*Request*. Output each entry verbatim and exclude every picture from it.

── Material to process ──

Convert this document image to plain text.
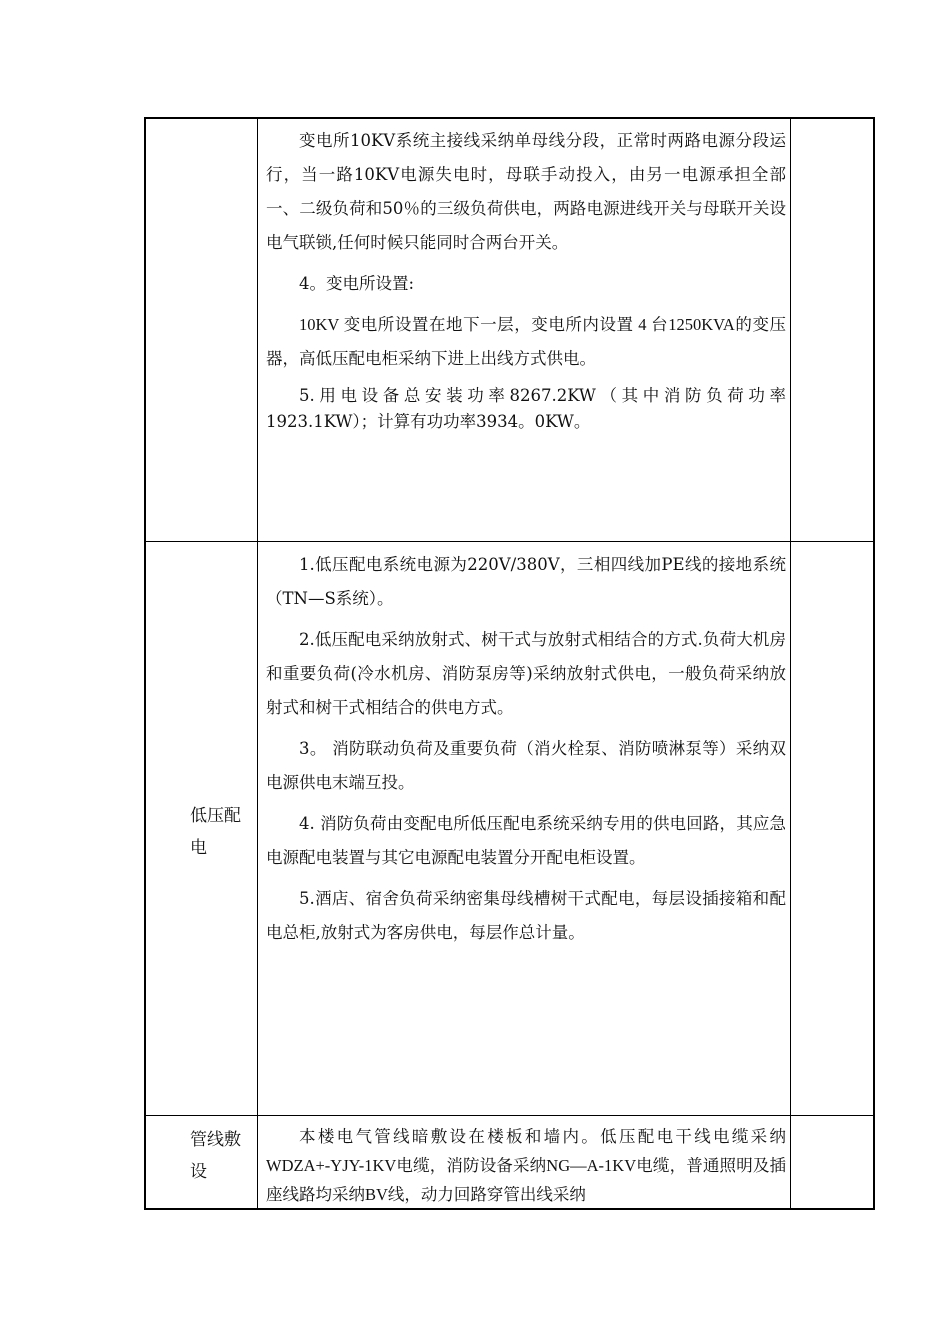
变电所10KV系统主接线采纳单母线分段，正常时两路电源分段运行，当一路10KV电源失电时，母联手动投入，由另一电源承担全部一、二级负荷和50％的三级负荷供电，两路电源进线开关与母联开关设电气联锁,任何时候只能同时合两台开关。

4。变电所设置:

10KV 变电所设置在地下一层，变电所内设置 4 台1250KVA的变压器，高低压配电柜采纳下进上出线方式供电。

5.用电设备总安装功率8267.2KW（其中消防负荷功率1923.1KW）；计算有功功率3934。0KW。

低压配电

1.低压配电系统电源为220V/380V，三相四线加PE线的接地系统（TN—S系统）。

2.低压配电采纳放射式、树干式与放射式相结合的方式.负荷大机房和重要负荷(冷水机房、消防泵房等)采纳放射式供电，一般负荷采纳放射式和树干式相结合的供电方式。

3。 消防联动负荷及重要负荷（消火栓泵、消防喷淋泵等）采纳双电源供电末端互投。

4. 消防负荷由变配电所低压配电系统采纳专用的供电回路，其应急电源配电装置与其它电源配电装置分开配电柜设置。

5.酒店、宿舍负荷采纳密集母线槽树干式配电，每层设插接箱和配电总柜,放射式为客房供电，每层作总计量。

管线敷设

本楼电气管线暗敷设在楼板和墙内。低压配电干线电缆采纳WDZA+-YJY-1KV电缆，消防设备采纳NG—A-1KV电缆，普通照明及插座线路均采纳BV线，动力回路穿管出线采纳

───

*Exercise response*.
Convert this document image to plain text.
变电所10KV系统主接线采纳单母线分段，正常时两路电源分段运行，当一路10KV电源失电时，母联手动投入，由另一电源承担全部一、二级负荷和50％的三级负荷供电，两路电源进线开关与母联开关设电气联锁,任何时候只能同时合两台开关。

4。变电所设置:

10KV 变电所设置在地下一层，变电所内设置 4 台1250KVA的变压器，高低压配电柜采纳下进上出线方式供电。

5.用电设备总安装功率8267.2KW（其中消防负荷功率1923.1KW）；计算有功功率3934。0KW。

低压配电

1.低压配电系统电源为220V/380V，三相四线加PE线的接地系统（TN—S系统）。

2.低压配电采纳放射式、树干式与放射式相结合的方式.负荷大机房和重要负荷(冷水机房、消防泵房等)采纳放射式供电，一般负荷采纳放射式和树干式相结合的供电方式。

3。 消防联动负荷及重要负荷（消火栓泵、消防喷淋泵等）采纳双电源供电末端互投。

4. 消防负荷由变配电所低压配电系统采纳专用的供电回路，其应急电源配电装置与其它电源配电装置分开配电柜设置。

5.酒店、宿舍负荷采纳密集母线槽树干式配电，每层设插接箱和配电总柜,放射式为客房供电，每层作总计量。

管线敷设

本楼电气管线暗敷设在楼板和墙内。低压配电干线电缆采纳WDZA+-YJY-1KV电缆，消防设备采纳NG—A-1KV电缆，普通照明及插座线路均采纳BV线，动力回路穿管出线采纳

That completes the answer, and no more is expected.